## Problem to work on
Exactly as written, print each record in the listing.

** Start Given records **

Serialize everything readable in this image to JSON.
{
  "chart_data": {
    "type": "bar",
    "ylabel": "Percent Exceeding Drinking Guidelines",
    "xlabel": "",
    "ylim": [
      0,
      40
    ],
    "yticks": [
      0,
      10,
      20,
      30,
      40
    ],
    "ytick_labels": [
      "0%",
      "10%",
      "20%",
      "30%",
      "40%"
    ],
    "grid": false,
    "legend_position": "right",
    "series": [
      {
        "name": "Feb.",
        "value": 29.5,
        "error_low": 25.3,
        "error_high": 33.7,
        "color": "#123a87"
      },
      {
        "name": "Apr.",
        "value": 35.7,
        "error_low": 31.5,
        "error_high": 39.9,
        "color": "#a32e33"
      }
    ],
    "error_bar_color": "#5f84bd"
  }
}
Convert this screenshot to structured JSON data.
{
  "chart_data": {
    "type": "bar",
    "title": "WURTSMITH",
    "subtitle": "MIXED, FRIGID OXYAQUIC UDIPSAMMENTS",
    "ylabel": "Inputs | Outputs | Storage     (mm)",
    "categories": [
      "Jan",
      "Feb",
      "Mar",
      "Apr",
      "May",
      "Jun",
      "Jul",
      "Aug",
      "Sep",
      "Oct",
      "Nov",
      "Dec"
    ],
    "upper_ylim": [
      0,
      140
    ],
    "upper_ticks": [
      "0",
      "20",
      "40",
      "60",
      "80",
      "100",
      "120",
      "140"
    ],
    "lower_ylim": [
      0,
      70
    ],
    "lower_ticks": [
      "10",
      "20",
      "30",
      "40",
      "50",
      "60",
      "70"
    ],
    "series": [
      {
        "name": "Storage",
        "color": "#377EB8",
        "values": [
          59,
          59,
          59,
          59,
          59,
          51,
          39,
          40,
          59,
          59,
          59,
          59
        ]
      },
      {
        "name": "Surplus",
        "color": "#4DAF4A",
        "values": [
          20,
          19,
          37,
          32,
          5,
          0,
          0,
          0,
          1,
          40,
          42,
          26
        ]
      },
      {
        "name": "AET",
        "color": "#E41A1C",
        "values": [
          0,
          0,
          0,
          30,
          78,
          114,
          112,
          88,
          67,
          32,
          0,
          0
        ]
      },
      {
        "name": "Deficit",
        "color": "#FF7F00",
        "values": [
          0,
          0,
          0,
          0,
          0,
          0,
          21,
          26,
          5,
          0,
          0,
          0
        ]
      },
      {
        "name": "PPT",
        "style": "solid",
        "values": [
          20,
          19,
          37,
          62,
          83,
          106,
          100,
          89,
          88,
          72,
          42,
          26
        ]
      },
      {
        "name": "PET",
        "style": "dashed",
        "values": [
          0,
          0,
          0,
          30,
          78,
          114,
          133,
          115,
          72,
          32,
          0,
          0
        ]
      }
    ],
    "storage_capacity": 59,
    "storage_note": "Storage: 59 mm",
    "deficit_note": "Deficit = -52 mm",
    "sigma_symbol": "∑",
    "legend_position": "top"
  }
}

** End Given records **

## Expected output
Serialize everything readable in this image to JSON.
{
  "chart_data": {
    "type": "bar",
    "ylabel": "Percent Exceeding Drinking Guidelines",
    "xlabel": "",
    "ylim": [
      0,
      40
    ],
    "yticks": [
      0,
      10,
      20,
      30,
      40
    ],
    "ytick_labels": [
      "0%",
      "10%",
      "20%",
      "30%",
      "40%"
    ],
    "grid": false,
    "legend_position": "right",
    "series": [
      {
        "name": "Feb.",
        "value": 29.5,
        "error_low": 25.3,
        "error_high": 33.7,
        "color": "#123a87"
      },
      {
        "name": "Apr.",
        "value": 35.7,
        "error_low": 31.5,
        "error_high": 39.9,
        "color": "#a32e33"
      }
    ],
    "error_bar_color": "#5f84bd"
  }
}
Convert this screenshot to structured JSON data.
{
  "chart_data": {
    "type": "bar",
    "title": "WURTSMITH",
    "subtitle": "MIXED, FRIGID OXYAQUIC UDIPSAMMENTS",
    "ylabel": "Inputs | Outputs | Storage     (mm)",
    "categories": [
      "Jan",
      "Feb",
      "Mar",
      "Apr",
      "May",
      "Jun",
      "Jul",
      "Aug",
      "Sep",
      "Oct",
      "Nov",
      "Dec"
    ],
    "upper_ylim": [
      0,
      140
    ],
    "upper_ticks": [
      "0",
      "20",
      "40",
      "60",
      "80",
      "100",
      "120",
      "140"
    ],
    "lower_ylim": [
      0,
      70
    ],
    "lower_ticks": [
      "10",
      "20",
      "30",
      "40",
      "50",
      "60",
      "70"
    ],
    "series": [
      {
        "name": "Storage",
        "color": "#377EB8",
        "values": [
          59,
          59,
          59,
          59,
          59,
          51,
          39,
          40,
          59,
          59,
          59,
          59
        ]
      },
      {
        "name": "Surplus",
        "color": "#4DAF4A",
        "values": [
          20,
          19,
          37,
          32,
          5,
          0,
          0,
          0,
          1,
          40,
          42,
          26
        ]
      },
      {
        "name": "AET",
        "color": "#E41A1C",
        "values": [
          0,
          0,
          0,
          30,
          78,
          114,
          112,
          88,
          67,
          32,
          0,
          0
        ]
      },
      {
        "name": "Deficit",
        "color": "#FF7F00",
        "values": [
          0,
          0,
          0,
          0,
          0,
          0,
          21,
          26,
          5,
          0,
          0,
          0
        ]
      },
      {
        "name": "PPT",
        "style": "solid",
        "values": [
          20,
          19,
          37,
          62,
          83,
          106,
          100,
          89,
          88,
          72,
          42,
          26
        ]
      },
      {
        "name": "PET",
        "style": "dashed",
        "values": [
          0,
          0,
          0,
          30,
          78,
          114,
          133,
          115,
          72,
          32,
          0,
          0
        ]
      }
    ],
    "storage_capacity": 59,
    "storage_note": "Storage: 59 mm",
    "deficit_note": "Deficit = -52 mm",
    "sigma_symbol": "∑",
    "legend_position": "top"
  }
}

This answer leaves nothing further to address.